GOAL: Write the data out again, character for character, with no images.

──────── TASK MATERIAL ────────

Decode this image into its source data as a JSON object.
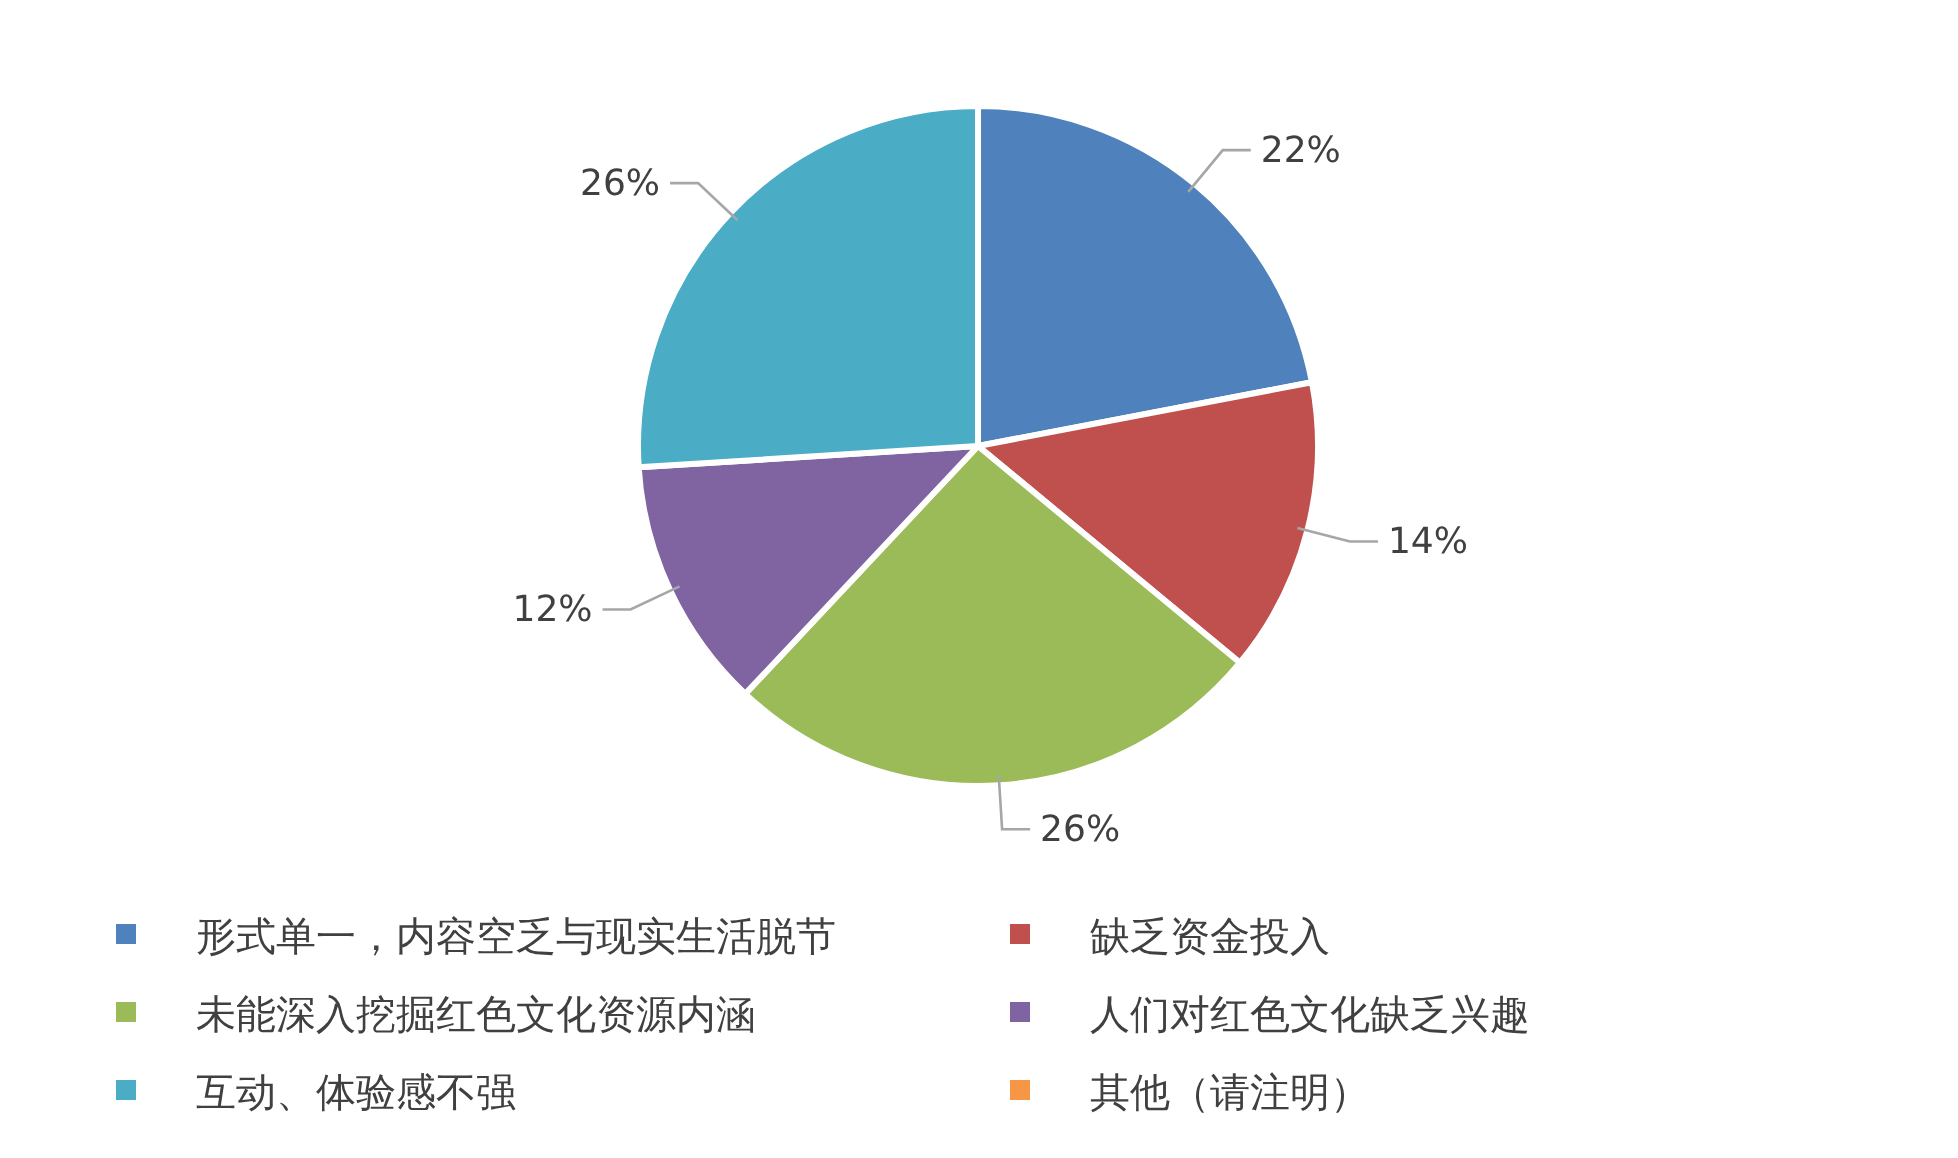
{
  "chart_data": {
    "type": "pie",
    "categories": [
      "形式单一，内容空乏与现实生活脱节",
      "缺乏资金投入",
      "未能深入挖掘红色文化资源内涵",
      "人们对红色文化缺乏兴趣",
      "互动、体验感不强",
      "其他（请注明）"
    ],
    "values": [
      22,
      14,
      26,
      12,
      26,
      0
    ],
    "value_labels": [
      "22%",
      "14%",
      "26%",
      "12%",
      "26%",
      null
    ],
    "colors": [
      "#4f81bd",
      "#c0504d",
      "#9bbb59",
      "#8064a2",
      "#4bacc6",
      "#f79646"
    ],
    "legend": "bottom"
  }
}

────────

EXERCISE ANSWER:
Decode this image into its source data as a JSON object.
{
  "chart_data": {
    "type": "pie",
    "categories": [
      "形式单一，内容空乏与现实生活脱节",
      "缺乏资金投入",
      "未能深入挖掘红色文化资源内涵",
      "人们对红色文化缺乏兴趣",
      "互动、体验感不强",
      "其他（请注明）"
    ],
    "values": [
      22,
      14,
      26,
      12,
      26,
      0
    ],
    "value_labels": [
      "22%",
      "14%",
      "26%",
      "12%",
      "26%",
      null
    ],
    "colors": [
      "#4f81bd",
      "#c0504d",
      "#9bbb59",
      "#8064a2",
      "#4bacc6",
      "#f79646"
    ],
    "legend": "bottom"
  }
}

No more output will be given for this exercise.